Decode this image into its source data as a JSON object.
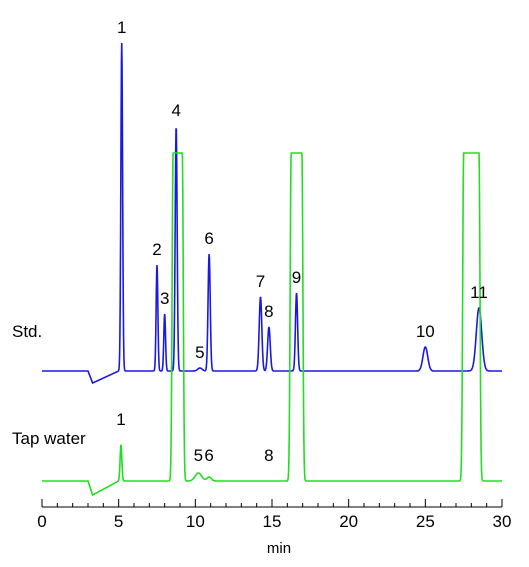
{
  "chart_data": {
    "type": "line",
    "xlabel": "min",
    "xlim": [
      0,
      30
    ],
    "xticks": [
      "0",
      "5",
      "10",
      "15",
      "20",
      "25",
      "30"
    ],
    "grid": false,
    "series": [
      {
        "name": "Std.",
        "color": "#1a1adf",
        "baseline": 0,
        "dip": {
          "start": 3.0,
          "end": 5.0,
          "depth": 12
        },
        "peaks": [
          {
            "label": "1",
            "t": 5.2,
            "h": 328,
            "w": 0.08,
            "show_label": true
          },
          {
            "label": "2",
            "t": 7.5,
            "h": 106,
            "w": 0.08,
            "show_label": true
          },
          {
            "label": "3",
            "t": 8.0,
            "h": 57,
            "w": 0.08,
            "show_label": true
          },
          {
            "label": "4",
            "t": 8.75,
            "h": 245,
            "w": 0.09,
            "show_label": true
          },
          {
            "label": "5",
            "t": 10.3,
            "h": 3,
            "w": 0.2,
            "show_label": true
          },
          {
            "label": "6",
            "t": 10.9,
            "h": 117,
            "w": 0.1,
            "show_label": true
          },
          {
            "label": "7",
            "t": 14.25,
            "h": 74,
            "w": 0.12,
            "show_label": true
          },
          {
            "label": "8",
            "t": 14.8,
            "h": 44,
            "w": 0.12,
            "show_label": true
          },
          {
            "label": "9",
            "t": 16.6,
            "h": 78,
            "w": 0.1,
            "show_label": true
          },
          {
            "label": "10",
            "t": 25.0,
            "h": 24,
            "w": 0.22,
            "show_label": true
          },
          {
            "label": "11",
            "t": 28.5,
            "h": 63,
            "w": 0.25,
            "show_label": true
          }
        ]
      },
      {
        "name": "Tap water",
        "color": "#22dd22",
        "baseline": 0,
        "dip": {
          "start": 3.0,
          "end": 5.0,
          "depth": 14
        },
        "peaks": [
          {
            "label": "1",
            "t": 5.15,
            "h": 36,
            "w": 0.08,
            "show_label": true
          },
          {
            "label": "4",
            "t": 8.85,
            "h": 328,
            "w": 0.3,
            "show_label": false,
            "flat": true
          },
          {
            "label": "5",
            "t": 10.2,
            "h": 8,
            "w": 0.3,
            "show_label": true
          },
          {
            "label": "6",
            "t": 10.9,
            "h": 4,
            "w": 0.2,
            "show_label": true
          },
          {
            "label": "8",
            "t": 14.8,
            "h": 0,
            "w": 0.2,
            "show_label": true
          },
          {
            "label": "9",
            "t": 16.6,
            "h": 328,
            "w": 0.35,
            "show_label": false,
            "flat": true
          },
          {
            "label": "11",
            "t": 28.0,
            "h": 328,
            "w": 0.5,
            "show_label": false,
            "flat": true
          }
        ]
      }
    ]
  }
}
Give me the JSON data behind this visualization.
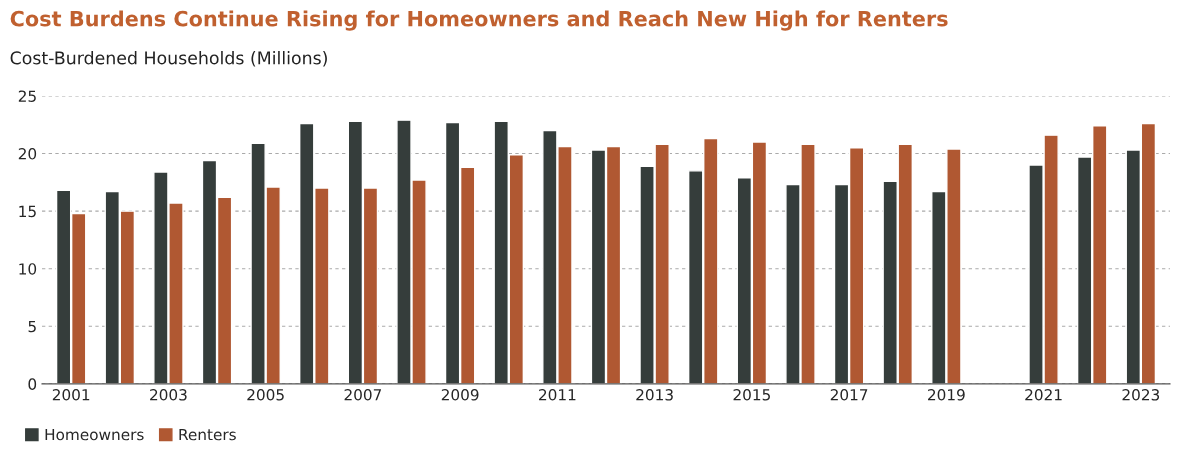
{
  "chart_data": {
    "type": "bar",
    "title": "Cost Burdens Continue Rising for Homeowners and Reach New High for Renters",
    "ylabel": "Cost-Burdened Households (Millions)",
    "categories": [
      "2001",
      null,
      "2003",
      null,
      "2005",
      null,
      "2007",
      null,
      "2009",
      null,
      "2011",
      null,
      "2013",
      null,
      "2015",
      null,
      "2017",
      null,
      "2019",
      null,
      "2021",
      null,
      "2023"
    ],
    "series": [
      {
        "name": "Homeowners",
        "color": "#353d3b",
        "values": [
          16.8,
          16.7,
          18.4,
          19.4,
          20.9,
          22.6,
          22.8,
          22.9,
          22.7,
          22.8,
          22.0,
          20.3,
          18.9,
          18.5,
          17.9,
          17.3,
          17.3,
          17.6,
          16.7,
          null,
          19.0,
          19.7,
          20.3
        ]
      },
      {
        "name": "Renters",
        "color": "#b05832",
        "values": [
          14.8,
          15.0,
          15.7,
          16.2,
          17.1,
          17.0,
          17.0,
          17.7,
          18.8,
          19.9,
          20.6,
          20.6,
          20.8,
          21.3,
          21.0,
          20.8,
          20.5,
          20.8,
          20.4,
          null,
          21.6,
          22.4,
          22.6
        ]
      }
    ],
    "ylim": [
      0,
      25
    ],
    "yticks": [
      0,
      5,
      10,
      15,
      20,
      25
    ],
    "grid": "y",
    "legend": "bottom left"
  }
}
==============================
What to do: Without including any pictures, please restate all the records exactly.

Output for this exercise:
Decode this image into its source data as a JSON object.
{
  "chart_data": {
    "type": "line",
    "xlabel": "min",
    "xlim": [
      0,
      30
    ],
    "xticks": [
      "0",
      "5",
      "10",
      "15",
      "20",
      "25",
      "30"
    ],
    "grid": false,
    "series": [
      {
        "name": "Std.",
        "color": "#1a1adf",
        "baseline": 0,
        "dip": {
          "start": 3.0,
          "end": 5.0,
          "depth": 12
        },
        "peaks": [
          {
            "label": "1",
            "t": 5.2,
            "h": 328,
            "w": 0.08,
            "show_label": true
          },
          {
            "label": "2",
            "t": 7.5,
            "h": 106,
            "w": 0.08,
            "show_label": true
          },
          {
            "label": "3",
            "t": 8.0,
            "h": 57,
            "w": 0.08,
            "show_label": true
          },
          {
            "label": "4",
            "t": 8.75,
            "h": 245,
            "w": 0.09,
            "show_label": true
          },
          {
            "label": "5",
            "t": 10.3,
            "h": 3,
            "w": 0.2,
            "show_label": true
          },
          {
            "label": "6",
            "t": 10.9,
            "h": 117,
            "w": 0.1,
            "show_label": true
          },
          {
            "label": "7",
            "t": 14.25,
            "h": 74,
            "w": 0.12,
            "show_label": true
          },
          {
            "label": "8",
            "t": 14.8,
            "h": 44,
            "w": 0.12,
            "show_label": true
          },
          {
            "label": "9",
            "t": 16.6,
            "h": 78,
            "w": 0.1,
            "show_label": true
          },
          {
            "label": "10",
            "t": 25.0,
            "h": 24,
            "w": 0.22,
            "show_label": true
          },
          {
            "label": "11",
            "t": 28.5,
            "h": 63,
            "w": 0.25,
            "show_label": true
          }
        ]
      },
      {
        "name": "Tap water",
        "color": "#22dd22",
        "baseline": 0,
        "dip": {
          "start": 3.0,
          "end": 5.0,
          "depth": 14
        },
        "peaks": [
          {
            "label": "1",
            "t": 5.15,
            "h": 36,
            "w": 0.08,
            "show_label": true
          },
          {
            "label": "4",
            "t": 8.85,
            "h": 328,
            "w": 0.3,
            "show_label": false,
            "flat": true
          },
          {
            "label": "5",
            "t": 10.2,
            "h": 8,
            "w": 0.3,
            "show_label": true
          },
          {
            "label": "6",
            "t": 10.9,
            "h": 4,
            "w": 0.2,
            "show_label": true
          },
          {
            "label": "8",
            "t": 14.8,
            "h": 0,
            "w": 0.2,
            "show_label": true
          },
          {
            "label": "9",
            "t": 16.6,
            "h": 328,
            "w": 0.35,
            "show_label": false,
            "flat": true
          },
          {
            "label": "11",
            "t": 28.0,
            "h": 328,
            "w": 0.5,
            "show_label": false,
            "flat": true
          }
        ]
      }
    ]
  }
}
Give me the JSON data behind this visualization.
{
  "chart_data": {
    "type": "bar",
    "title": "Cost Burdens Continue Rising for Homeowners and Reach New High for Renters",
    "ylabel": "Cost-Burdened Households (Millions)",
    "categories": [
      "2001",
      null,
      "2003",
      null,
      "2005",
      null,
      "2007",
      null,
      "2009",
      null,
      "2011",
      null,
      "2013",
      null,
      "2015",
      null,
      "2017",
      null,
      "2019",
      null,
      "2021",
      null,
      "2023"
    ],
    "series": [
      {
        "name": "Homeowners",
        "color": "#353d3b",
        "values": [
          16.8,
          16.7,
          18.4,
          19.4,
          20.9,
          22.6,
          22.8,
          22.9,
          22.7,
          22.8,
          22.0,
          20.3,
          18.9,
          18.5,
          17.9,
          17.3,
          17.3,
          17.6,
          16.7,
          null,
          19.0,
          19.7,
          20.3
        ]
      },
      {
        "name": "Renters",
        "color": "#b05832",
        "values": [
          14.8,
          15.0,
          15.7,
          16.2,
          17.1,
          17.0,
          17.0,
          17.7,
          18.8,
          19.9,
          20.6,
          20.6,
          20.8,
          21.3,
          21.0,
          20.8,
          20.5,
          20.8,
          20.4,
          null,
          21.6,
          22.4,
          22.6
        ]
      }
    ],
    "ylim": [
      0,
      25
    ],
    "yticks": [
      0,
      5,
      10,
      15,
      20,
      25
    ],
    "grid": "y",
    "legend": "bottom left"
  }
}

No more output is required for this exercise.